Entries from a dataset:
START

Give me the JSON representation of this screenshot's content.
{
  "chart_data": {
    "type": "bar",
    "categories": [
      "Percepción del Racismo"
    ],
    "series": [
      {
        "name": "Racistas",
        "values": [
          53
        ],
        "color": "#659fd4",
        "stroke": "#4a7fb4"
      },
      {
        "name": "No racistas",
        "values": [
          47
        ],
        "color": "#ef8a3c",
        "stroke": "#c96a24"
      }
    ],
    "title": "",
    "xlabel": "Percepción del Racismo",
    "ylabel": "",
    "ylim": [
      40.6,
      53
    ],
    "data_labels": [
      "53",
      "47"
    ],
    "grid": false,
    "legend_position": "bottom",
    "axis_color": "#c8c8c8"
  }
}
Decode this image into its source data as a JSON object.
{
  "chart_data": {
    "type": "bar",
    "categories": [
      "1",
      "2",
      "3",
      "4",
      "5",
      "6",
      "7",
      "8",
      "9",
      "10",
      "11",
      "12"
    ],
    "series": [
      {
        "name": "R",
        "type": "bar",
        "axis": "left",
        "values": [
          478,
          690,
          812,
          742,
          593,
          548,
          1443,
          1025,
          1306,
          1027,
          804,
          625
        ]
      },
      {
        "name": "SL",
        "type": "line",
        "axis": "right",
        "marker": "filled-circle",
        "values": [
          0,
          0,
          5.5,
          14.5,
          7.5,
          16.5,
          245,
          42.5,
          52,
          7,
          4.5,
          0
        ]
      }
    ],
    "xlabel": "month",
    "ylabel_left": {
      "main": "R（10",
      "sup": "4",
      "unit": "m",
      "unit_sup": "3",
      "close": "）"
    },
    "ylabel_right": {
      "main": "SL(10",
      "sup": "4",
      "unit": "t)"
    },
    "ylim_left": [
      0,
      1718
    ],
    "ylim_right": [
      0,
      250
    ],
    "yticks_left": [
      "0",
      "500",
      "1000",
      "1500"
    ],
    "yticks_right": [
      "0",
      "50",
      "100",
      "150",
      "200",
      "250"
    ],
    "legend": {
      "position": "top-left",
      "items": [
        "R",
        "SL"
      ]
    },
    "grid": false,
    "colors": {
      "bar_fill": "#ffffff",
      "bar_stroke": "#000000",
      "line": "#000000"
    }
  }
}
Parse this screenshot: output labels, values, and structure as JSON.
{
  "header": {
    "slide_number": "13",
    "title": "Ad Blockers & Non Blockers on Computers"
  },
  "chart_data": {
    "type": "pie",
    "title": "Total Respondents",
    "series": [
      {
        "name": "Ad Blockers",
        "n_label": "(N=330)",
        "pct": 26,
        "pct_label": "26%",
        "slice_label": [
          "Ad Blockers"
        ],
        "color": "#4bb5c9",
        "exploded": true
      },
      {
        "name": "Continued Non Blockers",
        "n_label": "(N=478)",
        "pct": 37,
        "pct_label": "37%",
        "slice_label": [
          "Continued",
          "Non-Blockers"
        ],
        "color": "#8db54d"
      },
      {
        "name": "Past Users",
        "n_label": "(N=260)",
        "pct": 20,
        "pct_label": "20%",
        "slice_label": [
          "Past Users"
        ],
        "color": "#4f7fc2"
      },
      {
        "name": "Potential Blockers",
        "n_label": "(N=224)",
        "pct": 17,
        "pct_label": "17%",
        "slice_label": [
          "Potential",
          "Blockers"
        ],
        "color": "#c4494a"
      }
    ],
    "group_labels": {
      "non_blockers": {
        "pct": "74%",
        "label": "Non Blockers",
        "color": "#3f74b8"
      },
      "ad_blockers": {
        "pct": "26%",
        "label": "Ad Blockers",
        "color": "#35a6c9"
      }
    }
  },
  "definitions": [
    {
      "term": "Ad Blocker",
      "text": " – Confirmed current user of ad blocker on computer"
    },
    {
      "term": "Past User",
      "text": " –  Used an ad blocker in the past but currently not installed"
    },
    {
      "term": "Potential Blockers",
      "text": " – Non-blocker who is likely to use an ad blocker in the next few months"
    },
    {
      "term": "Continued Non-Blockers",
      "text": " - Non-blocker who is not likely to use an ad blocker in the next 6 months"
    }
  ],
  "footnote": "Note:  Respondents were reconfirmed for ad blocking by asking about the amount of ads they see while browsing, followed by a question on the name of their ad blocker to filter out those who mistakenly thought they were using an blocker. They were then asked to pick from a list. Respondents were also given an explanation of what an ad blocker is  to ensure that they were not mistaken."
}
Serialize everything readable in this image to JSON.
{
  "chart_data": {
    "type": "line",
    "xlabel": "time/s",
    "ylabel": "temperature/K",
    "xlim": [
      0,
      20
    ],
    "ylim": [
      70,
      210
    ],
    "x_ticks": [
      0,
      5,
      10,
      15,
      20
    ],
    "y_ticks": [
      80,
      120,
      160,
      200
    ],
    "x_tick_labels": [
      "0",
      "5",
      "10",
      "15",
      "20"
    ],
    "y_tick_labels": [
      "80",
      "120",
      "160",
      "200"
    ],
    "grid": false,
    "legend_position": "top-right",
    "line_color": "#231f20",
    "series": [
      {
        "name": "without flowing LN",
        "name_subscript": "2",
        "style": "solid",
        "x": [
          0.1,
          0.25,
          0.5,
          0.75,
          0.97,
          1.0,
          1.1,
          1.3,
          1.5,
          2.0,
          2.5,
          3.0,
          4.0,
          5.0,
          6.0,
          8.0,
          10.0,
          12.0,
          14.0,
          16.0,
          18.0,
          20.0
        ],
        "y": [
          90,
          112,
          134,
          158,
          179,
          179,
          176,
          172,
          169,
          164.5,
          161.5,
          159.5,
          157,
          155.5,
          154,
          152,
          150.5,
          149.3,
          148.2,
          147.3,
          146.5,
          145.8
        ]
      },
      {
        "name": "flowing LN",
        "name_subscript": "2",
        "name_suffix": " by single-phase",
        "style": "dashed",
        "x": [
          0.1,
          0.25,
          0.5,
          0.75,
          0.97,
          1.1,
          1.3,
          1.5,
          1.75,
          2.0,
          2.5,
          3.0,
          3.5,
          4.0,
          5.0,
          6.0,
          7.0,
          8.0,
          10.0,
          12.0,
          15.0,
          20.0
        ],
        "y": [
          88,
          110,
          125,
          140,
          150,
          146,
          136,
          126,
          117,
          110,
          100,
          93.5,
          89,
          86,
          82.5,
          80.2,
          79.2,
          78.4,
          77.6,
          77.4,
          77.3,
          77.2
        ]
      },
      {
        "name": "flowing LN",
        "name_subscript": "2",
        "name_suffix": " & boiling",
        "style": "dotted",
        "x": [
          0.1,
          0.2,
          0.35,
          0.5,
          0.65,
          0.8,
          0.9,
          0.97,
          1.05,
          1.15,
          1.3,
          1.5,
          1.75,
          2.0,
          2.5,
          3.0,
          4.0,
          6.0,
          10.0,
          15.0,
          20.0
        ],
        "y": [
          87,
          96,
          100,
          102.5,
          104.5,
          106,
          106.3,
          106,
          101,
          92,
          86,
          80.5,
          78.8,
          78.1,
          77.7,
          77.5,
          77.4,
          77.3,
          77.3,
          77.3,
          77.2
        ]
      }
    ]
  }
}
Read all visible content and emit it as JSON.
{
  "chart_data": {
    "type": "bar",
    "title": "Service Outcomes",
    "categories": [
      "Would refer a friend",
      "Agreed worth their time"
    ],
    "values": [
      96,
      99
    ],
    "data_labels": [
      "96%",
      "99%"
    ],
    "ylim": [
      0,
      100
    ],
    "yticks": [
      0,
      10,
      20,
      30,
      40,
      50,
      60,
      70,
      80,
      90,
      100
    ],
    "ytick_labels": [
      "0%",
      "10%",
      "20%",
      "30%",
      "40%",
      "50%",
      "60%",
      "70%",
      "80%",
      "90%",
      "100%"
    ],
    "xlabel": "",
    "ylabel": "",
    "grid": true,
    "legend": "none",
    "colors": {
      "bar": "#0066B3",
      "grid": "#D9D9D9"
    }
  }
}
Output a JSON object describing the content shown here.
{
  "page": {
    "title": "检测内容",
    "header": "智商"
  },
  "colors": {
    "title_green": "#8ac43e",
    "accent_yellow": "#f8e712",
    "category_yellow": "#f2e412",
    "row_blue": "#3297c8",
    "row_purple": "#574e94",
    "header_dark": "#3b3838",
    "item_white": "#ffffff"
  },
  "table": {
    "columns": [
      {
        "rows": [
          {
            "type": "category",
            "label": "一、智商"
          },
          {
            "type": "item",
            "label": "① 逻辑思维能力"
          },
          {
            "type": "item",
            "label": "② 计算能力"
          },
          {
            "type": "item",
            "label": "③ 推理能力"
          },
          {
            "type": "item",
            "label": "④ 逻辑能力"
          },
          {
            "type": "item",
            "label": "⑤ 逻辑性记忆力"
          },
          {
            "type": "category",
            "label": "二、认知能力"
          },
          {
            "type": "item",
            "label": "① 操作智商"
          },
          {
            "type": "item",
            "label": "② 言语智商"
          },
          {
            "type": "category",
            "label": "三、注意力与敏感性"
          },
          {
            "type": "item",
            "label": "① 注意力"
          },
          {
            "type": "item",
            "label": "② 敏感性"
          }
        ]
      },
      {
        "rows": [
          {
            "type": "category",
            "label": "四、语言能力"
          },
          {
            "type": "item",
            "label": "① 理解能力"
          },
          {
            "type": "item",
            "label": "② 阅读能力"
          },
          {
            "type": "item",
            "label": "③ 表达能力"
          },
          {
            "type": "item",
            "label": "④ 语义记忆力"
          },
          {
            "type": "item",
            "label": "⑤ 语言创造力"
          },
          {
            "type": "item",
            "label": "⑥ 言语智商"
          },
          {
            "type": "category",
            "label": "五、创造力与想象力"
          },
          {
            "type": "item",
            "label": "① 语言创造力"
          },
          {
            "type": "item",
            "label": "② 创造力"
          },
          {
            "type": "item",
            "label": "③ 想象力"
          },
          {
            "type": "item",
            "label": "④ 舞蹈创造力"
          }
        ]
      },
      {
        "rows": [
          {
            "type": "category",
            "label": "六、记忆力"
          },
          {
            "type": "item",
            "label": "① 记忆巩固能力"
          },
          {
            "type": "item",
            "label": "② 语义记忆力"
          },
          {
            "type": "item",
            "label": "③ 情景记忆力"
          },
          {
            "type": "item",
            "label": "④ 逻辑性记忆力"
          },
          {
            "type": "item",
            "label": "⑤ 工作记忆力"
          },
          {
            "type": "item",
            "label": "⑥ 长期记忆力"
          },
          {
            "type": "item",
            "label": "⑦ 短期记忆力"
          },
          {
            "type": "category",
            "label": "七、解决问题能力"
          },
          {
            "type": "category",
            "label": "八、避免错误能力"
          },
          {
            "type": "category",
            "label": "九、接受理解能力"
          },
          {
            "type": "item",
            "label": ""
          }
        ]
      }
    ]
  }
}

END

■ SET PROBLEM
Return every line of the preceding records in which the word "their" appears.

■ SOLUTION TO THIS EXERCISE
  "footnote": "Note:  Respondents were reconfirmed for ad blocking by asking about the amount of ads they see while browsing, followed by a question on the name of their ad blocker to filter out those who mistakenly thought they were using an blocker. They were then asked to pick from a list. Respondents were also given an explanation of what an ad blocker is  to ensure that they were not mistaken."
      "Agreed worth their time"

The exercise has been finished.